• _EXERCISE DIRECTIONS_: Copy, from the entries below, each line where the word "model" can be found.

(Figure record extracts)
==================================================
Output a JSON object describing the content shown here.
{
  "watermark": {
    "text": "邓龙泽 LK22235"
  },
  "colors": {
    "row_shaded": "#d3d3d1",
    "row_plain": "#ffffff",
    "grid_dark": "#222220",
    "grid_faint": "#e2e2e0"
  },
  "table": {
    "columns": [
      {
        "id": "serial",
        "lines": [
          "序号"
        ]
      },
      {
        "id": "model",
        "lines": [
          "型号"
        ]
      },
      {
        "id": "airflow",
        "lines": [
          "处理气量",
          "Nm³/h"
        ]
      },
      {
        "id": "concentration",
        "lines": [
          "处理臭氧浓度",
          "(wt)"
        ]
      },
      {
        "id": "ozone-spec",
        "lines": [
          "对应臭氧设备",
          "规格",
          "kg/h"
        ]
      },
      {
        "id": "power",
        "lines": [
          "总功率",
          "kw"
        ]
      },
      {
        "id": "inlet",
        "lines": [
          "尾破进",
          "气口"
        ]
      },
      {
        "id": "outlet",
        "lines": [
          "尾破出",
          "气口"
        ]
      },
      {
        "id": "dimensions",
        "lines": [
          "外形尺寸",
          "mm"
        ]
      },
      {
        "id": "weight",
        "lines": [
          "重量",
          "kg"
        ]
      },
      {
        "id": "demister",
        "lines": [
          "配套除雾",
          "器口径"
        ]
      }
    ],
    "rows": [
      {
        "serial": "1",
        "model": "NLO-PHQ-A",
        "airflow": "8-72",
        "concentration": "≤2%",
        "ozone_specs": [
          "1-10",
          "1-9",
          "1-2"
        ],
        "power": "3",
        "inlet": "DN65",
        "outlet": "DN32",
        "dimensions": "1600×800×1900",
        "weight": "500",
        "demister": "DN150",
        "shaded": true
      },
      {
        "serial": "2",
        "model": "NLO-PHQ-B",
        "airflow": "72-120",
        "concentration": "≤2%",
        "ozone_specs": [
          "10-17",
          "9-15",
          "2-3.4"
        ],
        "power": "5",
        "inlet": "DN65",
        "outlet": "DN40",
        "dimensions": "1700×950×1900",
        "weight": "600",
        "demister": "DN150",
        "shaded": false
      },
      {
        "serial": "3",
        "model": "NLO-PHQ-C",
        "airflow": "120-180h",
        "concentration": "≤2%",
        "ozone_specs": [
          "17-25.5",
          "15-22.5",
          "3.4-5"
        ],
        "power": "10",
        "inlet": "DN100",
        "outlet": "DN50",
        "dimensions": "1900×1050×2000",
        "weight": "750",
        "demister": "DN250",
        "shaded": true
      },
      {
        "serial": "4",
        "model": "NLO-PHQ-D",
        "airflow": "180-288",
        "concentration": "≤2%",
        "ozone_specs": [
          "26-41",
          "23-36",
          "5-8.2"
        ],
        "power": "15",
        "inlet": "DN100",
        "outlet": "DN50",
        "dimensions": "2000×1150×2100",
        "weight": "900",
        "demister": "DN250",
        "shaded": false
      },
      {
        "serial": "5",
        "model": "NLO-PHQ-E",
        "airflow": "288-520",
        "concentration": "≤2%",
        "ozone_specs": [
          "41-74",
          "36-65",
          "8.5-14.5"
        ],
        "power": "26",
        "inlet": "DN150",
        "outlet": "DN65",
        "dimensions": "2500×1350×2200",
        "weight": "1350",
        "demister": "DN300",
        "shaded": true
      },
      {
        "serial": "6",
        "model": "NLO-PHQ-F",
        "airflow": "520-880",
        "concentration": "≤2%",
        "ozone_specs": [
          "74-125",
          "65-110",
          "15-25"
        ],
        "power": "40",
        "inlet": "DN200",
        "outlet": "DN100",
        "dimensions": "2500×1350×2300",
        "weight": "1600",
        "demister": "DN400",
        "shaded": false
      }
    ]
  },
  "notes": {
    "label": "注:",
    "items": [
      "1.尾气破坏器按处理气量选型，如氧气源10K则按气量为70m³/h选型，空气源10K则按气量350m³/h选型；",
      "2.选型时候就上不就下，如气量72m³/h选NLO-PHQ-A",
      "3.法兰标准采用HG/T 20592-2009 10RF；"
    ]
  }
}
==================================================
• _EXERCISE ANSWER_:
        "id": "model",
        "model": "NLO-PHQ-A",
        "model": "NLO-PHQ-B",
        "model": "NLO-PHQ-C",
        "model": "NLO-PHQ-D",
        "model": "NLO-PHQ-E",
        "model": "NLO-PHQ-F",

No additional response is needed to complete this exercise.